WHAT IS BEING ASKED
Filter the data below for the string "Посад" and copy each matching line.

· · ·

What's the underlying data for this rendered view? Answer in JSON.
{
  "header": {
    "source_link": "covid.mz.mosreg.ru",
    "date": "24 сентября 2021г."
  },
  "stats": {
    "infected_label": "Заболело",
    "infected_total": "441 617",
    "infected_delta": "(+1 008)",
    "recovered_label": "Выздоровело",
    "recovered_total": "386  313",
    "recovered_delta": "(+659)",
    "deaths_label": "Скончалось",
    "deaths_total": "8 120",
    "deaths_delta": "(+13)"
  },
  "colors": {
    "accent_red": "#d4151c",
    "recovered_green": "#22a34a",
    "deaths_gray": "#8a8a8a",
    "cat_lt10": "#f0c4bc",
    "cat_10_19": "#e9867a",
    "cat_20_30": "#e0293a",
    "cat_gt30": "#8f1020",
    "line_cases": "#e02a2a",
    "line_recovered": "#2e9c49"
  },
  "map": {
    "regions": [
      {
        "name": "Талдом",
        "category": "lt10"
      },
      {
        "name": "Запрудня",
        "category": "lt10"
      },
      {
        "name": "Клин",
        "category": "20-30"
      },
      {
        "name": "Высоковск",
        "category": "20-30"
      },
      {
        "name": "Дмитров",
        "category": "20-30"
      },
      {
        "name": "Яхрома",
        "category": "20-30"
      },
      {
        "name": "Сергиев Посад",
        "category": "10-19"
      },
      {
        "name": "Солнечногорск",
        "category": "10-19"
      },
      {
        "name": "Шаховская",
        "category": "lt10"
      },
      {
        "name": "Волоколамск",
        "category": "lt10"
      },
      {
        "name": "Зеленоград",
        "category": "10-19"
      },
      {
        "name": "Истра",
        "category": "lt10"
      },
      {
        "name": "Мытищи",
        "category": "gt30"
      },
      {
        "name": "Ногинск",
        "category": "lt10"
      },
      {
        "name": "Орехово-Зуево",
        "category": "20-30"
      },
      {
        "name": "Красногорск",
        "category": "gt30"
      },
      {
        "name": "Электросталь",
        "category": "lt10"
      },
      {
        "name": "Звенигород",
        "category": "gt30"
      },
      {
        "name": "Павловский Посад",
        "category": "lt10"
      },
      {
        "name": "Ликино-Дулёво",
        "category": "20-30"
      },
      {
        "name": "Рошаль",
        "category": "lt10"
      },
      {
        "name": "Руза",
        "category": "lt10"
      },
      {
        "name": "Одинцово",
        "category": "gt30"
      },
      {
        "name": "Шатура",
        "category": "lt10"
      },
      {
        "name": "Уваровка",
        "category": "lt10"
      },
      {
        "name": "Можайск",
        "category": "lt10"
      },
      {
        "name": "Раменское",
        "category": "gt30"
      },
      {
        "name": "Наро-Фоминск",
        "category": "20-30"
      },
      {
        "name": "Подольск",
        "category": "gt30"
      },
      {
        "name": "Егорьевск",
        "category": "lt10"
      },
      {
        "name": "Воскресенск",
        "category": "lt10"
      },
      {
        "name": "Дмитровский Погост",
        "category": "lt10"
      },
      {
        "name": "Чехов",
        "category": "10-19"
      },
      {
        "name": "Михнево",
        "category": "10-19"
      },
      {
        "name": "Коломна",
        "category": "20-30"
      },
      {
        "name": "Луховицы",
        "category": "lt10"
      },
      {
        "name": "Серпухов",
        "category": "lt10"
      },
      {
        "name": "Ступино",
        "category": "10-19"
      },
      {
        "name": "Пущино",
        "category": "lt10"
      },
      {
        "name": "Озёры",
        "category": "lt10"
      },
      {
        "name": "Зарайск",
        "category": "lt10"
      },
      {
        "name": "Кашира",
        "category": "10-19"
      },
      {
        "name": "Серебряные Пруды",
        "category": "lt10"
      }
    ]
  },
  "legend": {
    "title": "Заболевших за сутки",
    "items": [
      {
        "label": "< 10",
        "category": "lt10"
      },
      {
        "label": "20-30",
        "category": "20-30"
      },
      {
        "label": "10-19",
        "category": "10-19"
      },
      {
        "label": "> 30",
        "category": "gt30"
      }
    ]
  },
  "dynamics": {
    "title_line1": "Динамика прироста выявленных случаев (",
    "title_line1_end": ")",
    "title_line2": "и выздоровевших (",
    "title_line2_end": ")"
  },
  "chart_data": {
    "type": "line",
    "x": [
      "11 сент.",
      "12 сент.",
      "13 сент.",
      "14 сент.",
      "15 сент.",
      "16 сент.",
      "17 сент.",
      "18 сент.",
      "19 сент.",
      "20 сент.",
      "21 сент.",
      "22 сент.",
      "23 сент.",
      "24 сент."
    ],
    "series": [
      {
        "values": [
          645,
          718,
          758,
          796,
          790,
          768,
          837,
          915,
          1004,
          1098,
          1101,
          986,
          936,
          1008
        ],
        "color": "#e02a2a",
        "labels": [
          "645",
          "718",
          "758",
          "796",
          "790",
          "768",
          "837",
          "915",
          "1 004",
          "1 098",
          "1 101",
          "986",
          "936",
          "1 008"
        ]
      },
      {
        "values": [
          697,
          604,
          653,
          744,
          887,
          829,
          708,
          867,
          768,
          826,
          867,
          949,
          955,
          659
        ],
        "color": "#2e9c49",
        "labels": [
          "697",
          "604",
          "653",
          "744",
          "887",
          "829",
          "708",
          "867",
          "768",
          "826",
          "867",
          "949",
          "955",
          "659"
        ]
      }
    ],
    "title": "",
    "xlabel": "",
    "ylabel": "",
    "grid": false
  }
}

· · ·

SOLUTION TO THIS EXERCISE
        "name": "Сергиев Посад",
        "name": "Павловский Посад",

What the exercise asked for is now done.